Stored dataset items
- - - - - - -

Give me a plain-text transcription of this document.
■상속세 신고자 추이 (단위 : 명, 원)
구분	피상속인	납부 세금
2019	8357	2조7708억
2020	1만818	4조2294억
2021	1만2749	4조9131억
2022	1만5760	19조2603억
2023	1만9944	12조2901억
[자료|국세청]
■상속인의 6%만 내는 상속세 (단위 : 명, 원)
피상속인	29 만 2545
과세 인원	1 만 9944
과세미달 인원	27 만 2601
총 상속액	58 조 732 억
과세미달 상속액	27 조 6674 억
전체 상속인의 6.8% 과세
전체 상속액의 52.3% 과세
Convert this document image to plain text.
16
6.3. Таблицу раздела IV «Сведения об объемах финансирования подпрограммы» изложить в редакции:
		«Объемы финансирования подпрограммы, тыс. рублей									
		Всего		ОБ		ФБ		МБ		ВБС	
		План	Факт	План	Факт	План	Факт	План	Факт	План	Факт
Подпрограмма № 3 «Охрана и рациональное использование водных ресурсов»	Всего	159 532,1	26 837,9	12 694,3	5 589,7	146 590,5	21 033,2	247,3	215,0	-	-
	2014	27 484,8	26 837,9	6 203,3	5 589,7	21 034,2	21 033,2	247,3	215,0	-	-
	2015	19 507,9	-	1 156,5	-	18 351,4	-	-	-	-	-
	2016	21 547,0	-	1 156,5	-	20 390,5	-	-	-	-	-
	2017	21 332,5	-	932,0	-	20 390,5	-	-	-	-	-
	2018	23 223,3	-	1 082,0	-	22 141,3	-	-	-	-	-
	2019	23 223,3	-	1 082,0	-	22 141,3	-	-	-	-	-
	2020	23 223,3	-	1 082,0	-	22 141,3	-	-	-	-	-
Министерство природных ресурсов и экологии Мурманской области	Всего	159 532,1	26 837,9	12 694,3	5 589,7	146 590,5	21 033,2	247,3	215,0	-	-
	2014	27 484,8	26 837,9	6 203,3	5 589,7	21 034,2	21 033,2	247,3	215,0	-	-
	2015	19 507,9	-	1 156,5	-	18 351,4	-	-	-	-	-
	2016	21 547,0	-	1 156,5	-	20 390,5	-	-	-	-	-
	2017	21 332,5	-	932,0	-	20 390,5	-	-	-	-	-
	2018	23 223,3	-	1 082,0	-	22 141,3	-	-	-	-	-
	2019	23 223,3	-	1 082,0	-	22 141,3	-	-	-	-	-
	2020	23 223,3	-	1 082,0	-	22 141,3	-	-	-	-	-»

- - - - - - -

» **Aim of the exercise**: Copy each line of the data above without altering a single character.

» **Full output**:
Give me a plain-text transcription of this document.
■상속세 신고자 추이 (단위 : 명, 원)
구분	피상속인	납부 세금
2019	8357	2조7708억
2020	1만818	4조2294억
2021	1만2749	4조9131억
2022	1만5760	19조2603억
2023	1만9944	12조2901억
[자료|국세청]
■상속인의 6%만 내는 상속세 (단위 : 명, 원)
피상속인	29 만 2545
과세 인원	1 만 9944
과세미달 인원	27 만 2601
총 상속액	58 조 732 억
과세미달 상속액	27 조 6674 억
전체 상속인의 6.8% 과세
전체 상속액의 52.3% 과세
Convert this document image to plain text.
16
6.3. Таблицу раздела IV «Сведения об объемах финансирования подпрограммы» изложить в редакции:
		«Объемы финансирования подпрограммы, тыс. рублей									
		Всего		ОБ		ФБ		МБ		ВБС	
		План	Факт	План	Факт	План	Факт	План	Факт	План	Факт
Подпрограмма № 3 «Охрана и рациональное использование водных ресурсов»	Всего	159 532,1	26 837,9	12 694,3	5 589,7	146 590,5	21 033,2	247,3	215,0	-	-
	2014	27 484,8	26 837,9	6 203,3	5 589,7	21 034,2	21 033,2	247,3	215,0	-	-
	2015	19 507,9	-	1 156,5	-	18 351,4	-	-	-	-	-
	2016	21 547,0	-	1 156,5	-	20 390,5	-	-	-	-	-
	2017	21 332,5	-	932,0	-	20 390,5	-	-	-	-	-
	2018	23 223,3	-	1 082,0	-	22 141,3	-	-	-	-	-
	2019	23 223,3	-	1 082,0	-	22 141,3	-	-	-	-	-
	2020	23 223,3	-	1 082,0	-	22 141,3	-	-	-	-	-
Министерство природных ресурсов и экологии Мурманской области	Всего	159 532,1	26 837,9	12 694,3	5 589,7	146 590,5	21 033,2	247,3	215,0	-	-
	2014	27 484,8	26 837,9	6 203,3	5 589,7	21 034,2	21 033,2	247,3	215,0	-	-
	2015	19 507,9	-	1 156,5	-	18 351,4	-	-	-	-	-
	2016	21 547,0	-	1 156,5	-	20 390,5	-	-	-	-	-
	2017	21 332,5	-	932,0	-	20 390,5	-	-	-	-	-
	2018	23 223,3	-	1 082,0	-	22 141,3	-	-	-	-	-
	2019	23 223,3	-	1 082,0	-	22 141,3	-	-	-	-	-
	2020	23 223,3	-	1 082,0	-	22 141,3	-	-	-	-	-»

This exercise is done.